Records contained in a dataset
================================

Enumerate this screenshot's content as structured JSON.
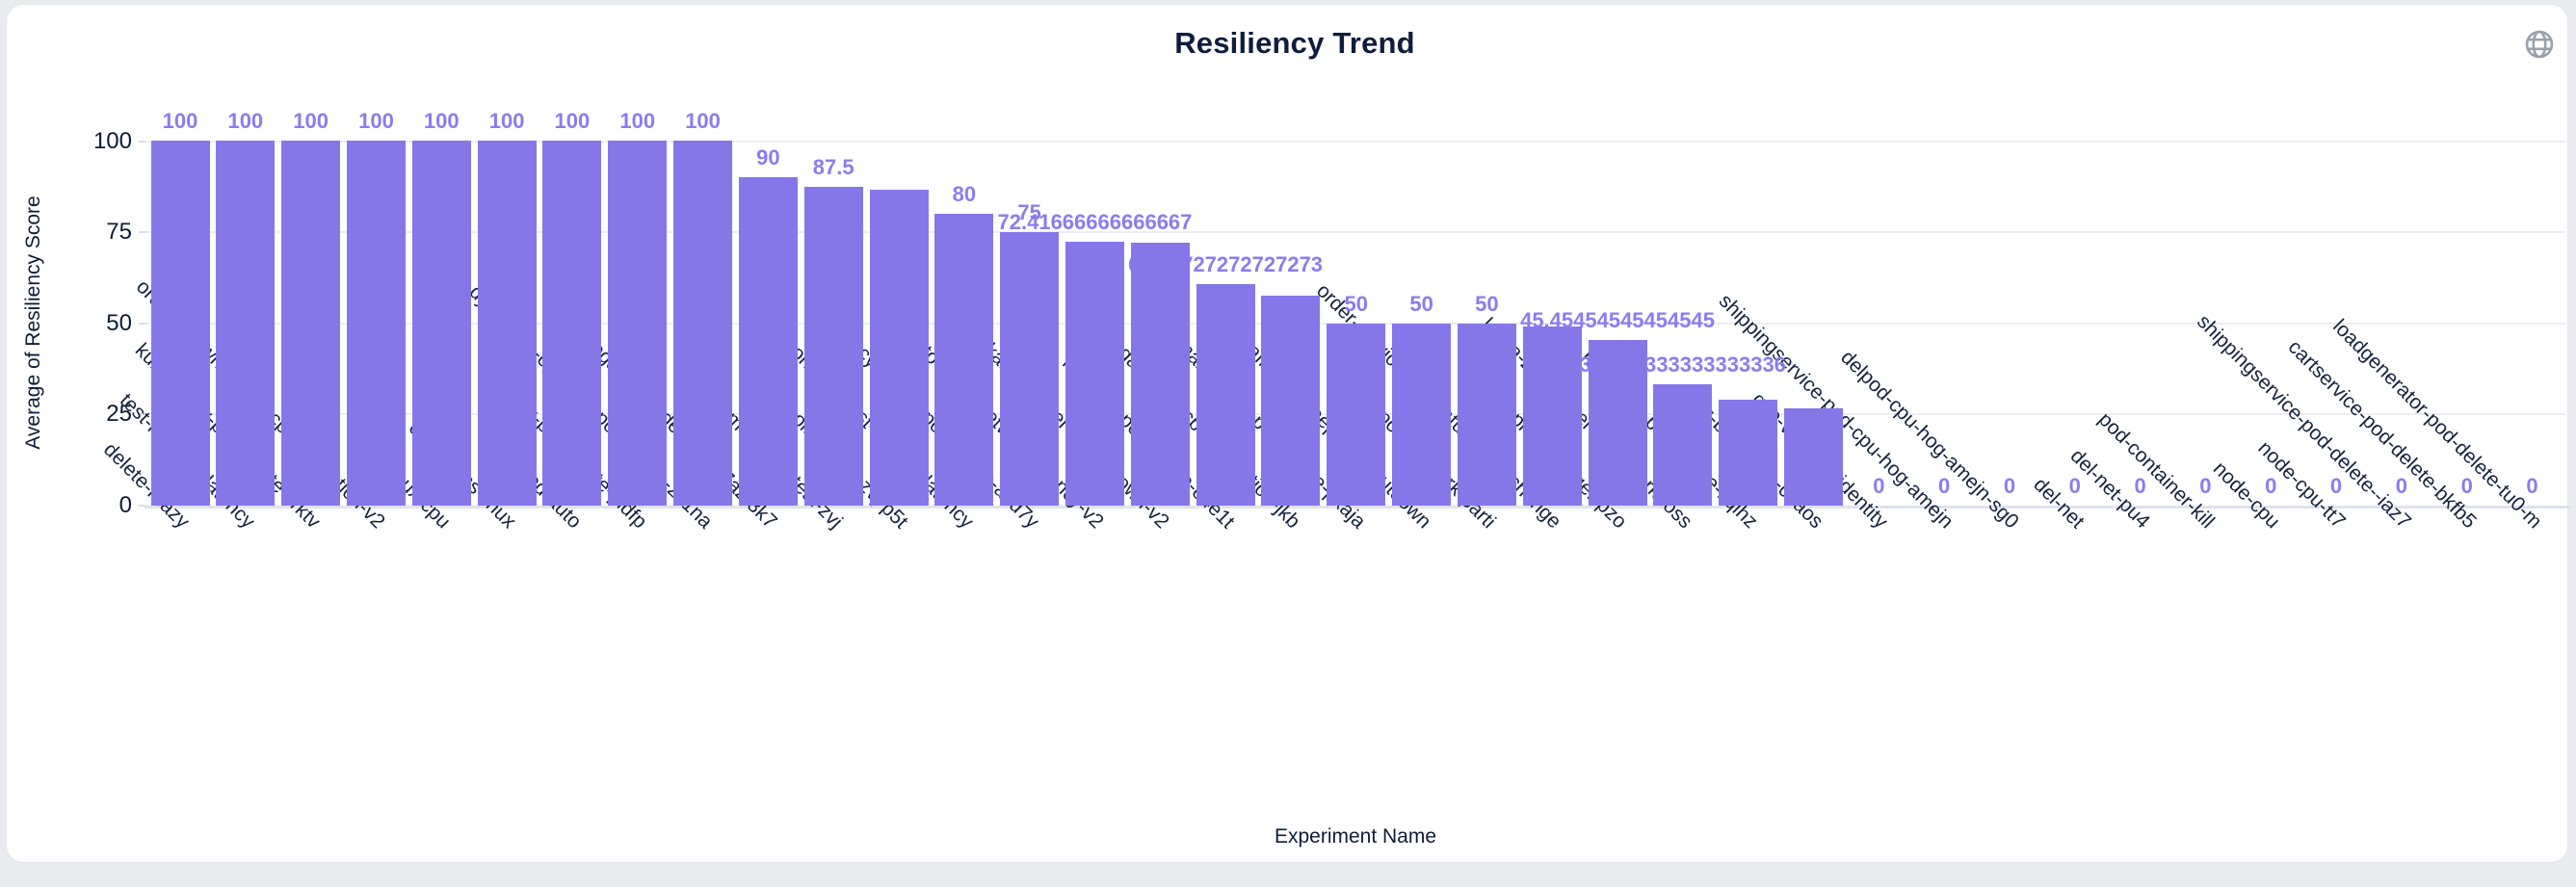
{
  "page": {
    "background_color": "#e9ebee",
    "card_background": "#ffffff",
    "card_border_color": "#e3e6ec"
  },
  "header": {
    "title": "Resiliency Trend",
    "action_icon": "globe-icon",
    "action_icon_color": "#99a1af"
  },
  "chart_data": {
    "type": "bar",
    "title": "Resiliency Trend",
    "xlabel": "Experiment Name",
    "ylabel": "Average of Resiliency Score",
    "ylim": [
      0,
      100
    ],
    "yticks": [
      0,
      25,
      50,
      75,
      100
    ],
    "grid": true,
    "legend": "none",
    "bar_color": "#8677e9",
    "value_label_color": "#8b7cef",
    "axis_text_color": "#0c1b38",
    "category_text_color": "#16233f",
    "grid_color": "#ededf2",
    "axis_line_color": "#dfe3ef",
    "bars": [
      {
        "name": "delete-rnazy",
        "value": 100,
        "label": "100",
        "label_visible": true
      },
      {
        "name": "test-network-latency",
        "value": 100,
        "label": "100",
        "label_visible": true
      },
      {
        "name": "kube-proxy-pod-delete-vrktv",
        "value": 100,
        "label": "100",
        "label_visible": true
      },
      {
        "name": "orders-slowness-via-cpu-starvation-v2",
        "value": 100,
        "label": "100",
        "label_visible": true
      },
      {
        "name": "linux-cpu",
        "value": 100,
        "label": "100",
        "label_visible": true
      },
      {
        "name": "cpu-stress-linux",
        "value": 100,
        "label": "100",
        "label_visible": true
      },
      {
        "name": "pod-auto",
        "value": 100,
        "label": "100",
        "label_visible": true
      },
      {
        "name": "nginx-pod-delete-pldfp",
        "value": 100,
        "label": "100",
        "label_visible": true
      },
      {
        "name": "dynatrace-operator-pod-delete-zx1na",
        "value": 100,
        "label": "100",
        "label_visible": true
      },
      {
        "name": "smr-delegate-pod-delete-437az-3k7",
        "value": 90,
        "label": "90",
        "label_visible": true
      },
      {
        "name": "mongodb-test-zvj",
        "value": 87.5,
        "label": "87.5",
        "label_visible": true
      },
      {
        "name": "solace-test-zvj-p5t",
        "value": 86.66666666666667,
        "label": "",
        "label_visible": false
      },
      {
        "name": "mongodb-test-zvj-4c1-latency",
        "value": 80,
        "label": "80",
        "label_visible": true
      },
      {
        "name": "currencyservice-pod-delete-axd7y",
        "value": 75,
        "label": "75",
        "label_visible": true
      },
      {
        "name": "invoice-to-kafka-network-latency-v2",
        "value": 72.41666666666667,
        "label": "72.41666666666667",
        "label_visible": true
      },
      {
        "name": "kafka-broker-1-shutdown-v2",
        "value": 72,
        "label": "",
        "label_visible": false
      },
      {
        "name": "frontend-pod-delete-e4e1t",
        "value": 60.72727272727273,
        "label": "60.72727272727273",
        "label_visible": true
      },
      {
        "name": "lambda-block-tcp-connection-jkb",
        "value": 57.5,
        "label": "",
        "label_visible": false
      },
      {
        "name": "emailservice-pod-delete-pxaja",
        "value": 50,
        "label": "50",
        "label_visible": true
      },
      {
        "name": "kafka-zookeeper-2-shutdown",
        "value": 50,
        "label": "50",
        "label_visible": true
      },
      {
        "name": "pod-network-parti",
        "value": 50,
        "label": "50",
        "label_visible": true
      },
      {
        "name": "order-service-api-status-code-change",
        "value": 49.09090909090909,
        "label": "",
        "label_visible": false
      },
      {
        "name": "test-probe-logger-pzo",
        "value": 45.45454545454545,
        "label": "45.45454545454545",
        "label_visible": true
      },
      {
        "name": "kafka-zookeeper-2-network-loss",
        "value": 33.333333333333336,
        "label": "33.333333333333336",
        "label_visible": true
      },
      {
        "name": "redis-cart-pod-delete-kqihz",
        "value": 29.166666666666668,
        "label": "",
        "label_visible": false
      },
      {
        "name": "az-blackhole-chaos",
        "value": 26.666666666666668,
        "label": "",
        "label_visible": false
      },
      {
        "name": "gcp-vm-stop-identity",
        "value": 0,
        "label": "0",
        "label_visible": true
      },
      {
        "name": "shippingservice-pod-cpu-hog-amejn",
        "value": 0,
        "label": "0",
        "label_visible": true
      },
      {
        "name": "delpod-cpu-hog-amejn-sg0",
        "value": 0,
        "label": "0",
        "label_visible": true
      },
      {
        "name": "del-net",
        "value": 0,
        "label": "0",
        "label_visible": true
      },
      {
        "name": "del-net-pu4",
        "value": 0,
        "label": "0",
        "label_visible": true
      },
      {
        "name": "pod-container-kill",
        "value": 0,
        "label": "0",
        "label_visible": true
      },
      {
        "name": "node-cpu",
        "value": 0,
        "label": "0",
        "label_visible": true
      },
      {
        "name": "node-cpu-tt7",
        "value": 0,
        "label": "0",
        "label_visible": true
      },
      {
        "name": "shippingservice-pod-delete--iaz7",
        "value": 0,
        "label": "0",
        "label_visible": true
      },
      {
        "name": "cartservice-pod-delete-bkfb5",
        "value": 0,
        "label": "0",
        "label_visible": true
      },
      {
        "name": "loadgenerator-pod-delete-tu0-m",
        "value": 0,
        "label": "0",
        "label_visible": true
      }
    ]
  }
}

================================

[Exercise requirements]
Write out the material above again, word for word, minus its pictures.

[Completed exercise]
Enumerate this screenshot's content as structured JSON.
{
  "page": {
    "background_color": "#e9ebee",
    "card_background": "#ffffff",
    "card_border_color": "#e3e6ec"
  },
  "header": {
    "title": "Resiliency Trend",
    "action_icon": "globe-icon",
    "action_icon_color": "#99a1af"
  },
  "chart_data": {
    "type": "bar",
    "title": "Resiliency Trend",
    "xlabel": "Experiment Name",
    "ylabel": "Average of Resiliency Score",
    "ylim": [
      0,
      100
    ],
    "yticks": [
      0,
      25,
      50,
      75,
      100
    ],
    "grid": true,
    "legend": "none",
    "bar_color": "#8677e9",
    "value_label_color": "#8b7cef",
    "axis_text_color": "#0c1b38",
    "category_text_color": "#16233f",
    "grid_color": "#ededf2",
    "axis_line_color": "#dfe3ef",
    "bars": [
      {
        "name": "delete-rnazy",
        "value": 100,
        "label": "100",
        "label_visible": true
      },
      {
        "name": "test-network-latency",
        "value": 100,
        "label": "100",
        "label_visible": true
      },
      {
        "name": "kube-proxy-pod-delete-vrktv",
        "value": 100,
        "label": "100",
        "label_visible": true
      },
      {
        "name": "orders-slowness-via-cpu-starvation-v2",
        "value": 100,
        "label": "100",
        "label_visible": true
      },
      {
        "name": "linux-cpu",
        "value": 100,
        "label": "100",
        "label_visible": true
      },
      {
        "name": "cpu-stress-linux",
        "value": 100,
        "label": "100",
        "label_visible": true
      },
      {
        "name": "pod-auto",
        "value": 100,
        "label": "100",
        "label_visible": true
      },
      {
        "name": "nginx-pod-delete-pldfp",
        "value": 100,
        "label": "100",
        "label_visible": true
      },
      {
        "name": "dynatrace-operator-pod-delete-zx1na",
        "value": 100,
        "label": "100",
        "label_visible": true
      },
      {
        "name": "smr-delegate-pod-delete-437az-3k7",
        "value": 90,
        "label": "90",
        "label_visible": true
      },
      {
        "name": "mongodb-test-zvj",
        "value": 87.5,
        "label": "87.5",
        "label_visible": true
      },
      {
        "name": "solace-test-zvj-p5t",
        "value": 86.66666666666667,
        "label": "",
        "label_visible": false
      },
      {
        "name": "mongodb-test-zvj-4c1-latency",
        "value": 80,
        "label": "80",
        "label_visible": true
      },
      {
        "name": "currencyservice-pod-delete-axd7y",
        "value": 75,
        "label": "75",
        "label_visible": true
      },
      {
        "name": "invoice-to-kafka-network-latency-v2",
        "value": 72.41666666666667,
        "label": "72.41666666666667",
        "label_visible": true
      },
      {
        "name": "kafka-broker-1-shutdown-v2",
        "value": 72,
        "label": "",
        "label_visible": false
      },
      {
        "name": "frontend-pod-delete-e4e1t",
        "value": 60.72727272727273,
        "label": "60.72727272727273",
        "label_visible": true
      },
      {
        "name": "lambda-block-tcp-connection-jkb",
        "value": 57.5,
        "label": "",
        "label_visible": false
      },
      {
        "name": "emailservice-pod-delete-pxaja",
        "value": 50,
        "label": "50",
        "label_visible": true
      },
      {
        "name": "kafka-zookeeper-2-shutdown",
        "value": 50,
        "label": "50",
        "label_visible": true
      },
      {
        "name": "pod-network-parti",
        "value": 50,
        "label": "50",
        "label_visible": true
      },
      {
        "name": "order-service-api-status-code-change",
        "value": 49.09090909090909,
        "label": "",
        "label_visible": false
      },
      {
        "name": "test-probe-logger-pzo",
        "value": 45.45454545454545,
        "label": "45.45454545454545",
        "label_visible": true
      },
      {
        "name": "kafka-zookeeper-2-network-loss",
        "value": 33.333333333333336,
        "label": "33.333333333333336",
        "label_visible": true
      },
      {
        "name": "redis-cart-pod-delete-kqihz",
        "value": 29.166666666666668,
        "label": "",
        "label_visible": false
      },
      {
        "name": "az-blackhole-chaos",
        "value": 26.666666666666668,
        "label": "",
        "label_visible": false
      },
      {
        "name": "gcp-vm-stop-identity",
        "value": 0,
        "label": "0",
        "label_visible": true
      },
      {
        "name": "shippingservice-pod-cpu-hog-amejn",
        "value": 0,
        "label": "0",
        "label_visible": true
      },
      {
        "name": "delpod-cpu-hog-amejn-sg0",
        "value": 0,
        "label": "0",
        "label_visible": true
      },
      {
        "name": "del-net",
        "value": 0,
        "label": "0",
        "label_visible": true
      },
      {
        "name": "del-net-pu4",
        "value": 0,
        "label": "0",
        "label_visible": true
      },
      {
        "name": "pod-container-kill",
        "value": 0,
        "label": "0",
        "label_visible": true
      },
      {
        "name": "node-cpu",
        "value": 0,
        "label": "0",
        "label_visible": true
      },
      {
        "name": "node-cpu-tt7",
        "value": 0,
        "label": "0",
        "label_visible": true
      },
      {
        "name": "shippingservice-pod-delete--iaz7",
        "value": 0,
        "label": "0",
        "label_visible": true
      },
      {
        "name": "cartservice-pod-delete-bkfb5",
        "value": 0,
        "label": "0",
        "label_visible": true
      },
      {
        "name": "loadgenerator-pod-delete-tu0-m",
        "value": 0,
        "label": "0",
        "label_visible": true
      }
    ]
  }
}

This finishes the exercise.